**What is needed**.
Please render every line of the rows below as a JSON array of strings, one string per line, skipping blank lines and omitting the pictures.

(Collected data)
______

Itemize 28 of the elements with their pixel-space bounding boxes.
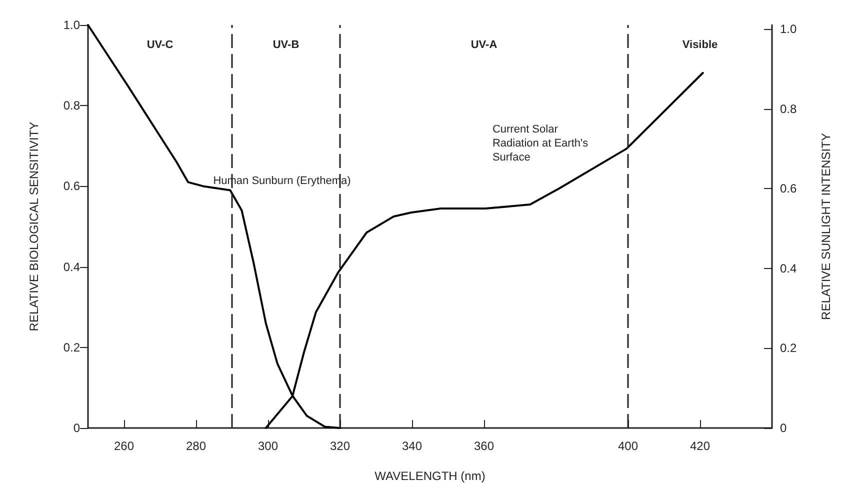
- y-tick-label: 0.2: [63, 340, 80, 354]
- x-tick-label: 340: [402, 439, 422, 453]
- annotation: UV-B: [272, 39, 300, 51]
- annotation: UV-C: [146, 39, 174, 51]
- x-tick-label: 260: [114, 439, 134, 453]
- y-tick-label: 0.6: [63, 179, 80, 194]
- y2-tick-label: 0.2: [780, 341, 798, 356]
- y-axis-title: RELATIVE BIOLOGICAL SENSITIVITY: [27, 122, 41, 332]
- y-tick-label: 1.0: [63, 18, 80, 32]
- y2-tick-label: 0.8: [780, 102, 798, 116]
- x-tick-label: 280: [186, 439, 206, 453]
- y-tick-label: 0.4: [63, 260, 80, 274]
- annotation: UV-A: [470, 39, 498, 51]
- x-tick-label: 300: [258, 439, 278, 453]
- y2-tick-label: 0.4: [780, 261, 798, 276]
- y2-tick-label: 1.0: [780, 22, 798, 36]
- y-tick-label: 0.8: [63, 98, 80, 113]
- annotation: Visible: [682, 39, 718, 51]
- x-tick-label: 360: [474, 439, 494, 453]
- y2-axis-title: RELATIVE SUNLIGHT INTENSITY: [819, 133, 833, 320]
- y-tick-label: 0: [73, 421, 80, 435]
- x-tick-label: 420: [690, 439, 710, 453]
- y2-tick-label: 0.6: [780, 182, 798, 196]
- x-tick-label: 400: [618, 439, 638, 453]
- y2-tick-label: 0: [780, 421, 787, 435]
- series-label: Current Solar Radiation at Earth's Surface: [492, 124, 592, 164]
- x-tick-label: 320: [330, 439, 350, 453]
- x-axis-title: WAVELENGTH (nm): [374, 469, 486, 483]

______

**Finished exercise**.
[
  "Itemize 28 of the elements with their pixel-space bounding boxes.",
  "- y-tick-label: 0.2: [63, 340, 80, 354]",
  "- x-tick-label: 340: [402, 439, 422, 453]",
  "- annotation: UV-B: [272, 39, 300, 51]",
  "- annotation: UV-C: [146, 39, 174, 51]",
  "- x-tick-label: 260: [114, 439, 134, 453]",
  "- y-tick-label: 0.6: [63, 179, 80, 194]",
  "- y2-tick-label: 0.2: [780, 341, 798, 356]",
  "- y-axis-title: RELATIVE BIOLOGICAL SENSITIVITY: [27, 122, 41, 332]",
  "- y-tick-label: 1.0: [63, 18, 80, 32]",
  "- y2-tick-label: 0.8: [780, 102, 798, 116]",
  "- x-tick-label: 280: [186, 439, 206, 453]",
  "- y-tick-label: 0.4: [63, 260, 80, 274]",
  "- annotation: UV-A: [470, 39, 498, 51]",
  "- x-tick-label: 300: [258, 439, 278, 453]",
  "- y2-tick-label: 0.4: [780, 261, 798, 276]",
  "- y2-tick-label: 1.0: [780, 22, 798, 36]",
  "- y-tick-label: 0.8: [63, 98, 80, 113]",
  "- annotation: Visible: [682, 39, 718, 51]",
  "- x-tick-label: 360: [474, 439, 494, 453]",
  "- y2-axis-title: RELATIVE SUNLIGHT INTENSITY: [819, 133, 833, 320]",
  "- y-tick-label: 0: [73, 421, 80, 435]",
  "- x-tick-label: 420: [690, 439, 710, 453]",
  "- y2-tick-label: 0.6: [780, 182, 798, 196]",
  "- x-tick-label: 400: [618, 439, 638, 453]",
  "- y2-tick-label: 0: [780, 421, 787, 435]",
  "- series-label: Current Solar Radiation at Earth's Surface: [492, 124, 592, 164]",
  "- x-tick-label: 320: [330, 439, 350, 453]",
  "- x-axis-title: WAVELENGTH (nm): [374, 469, 486, 483]"
]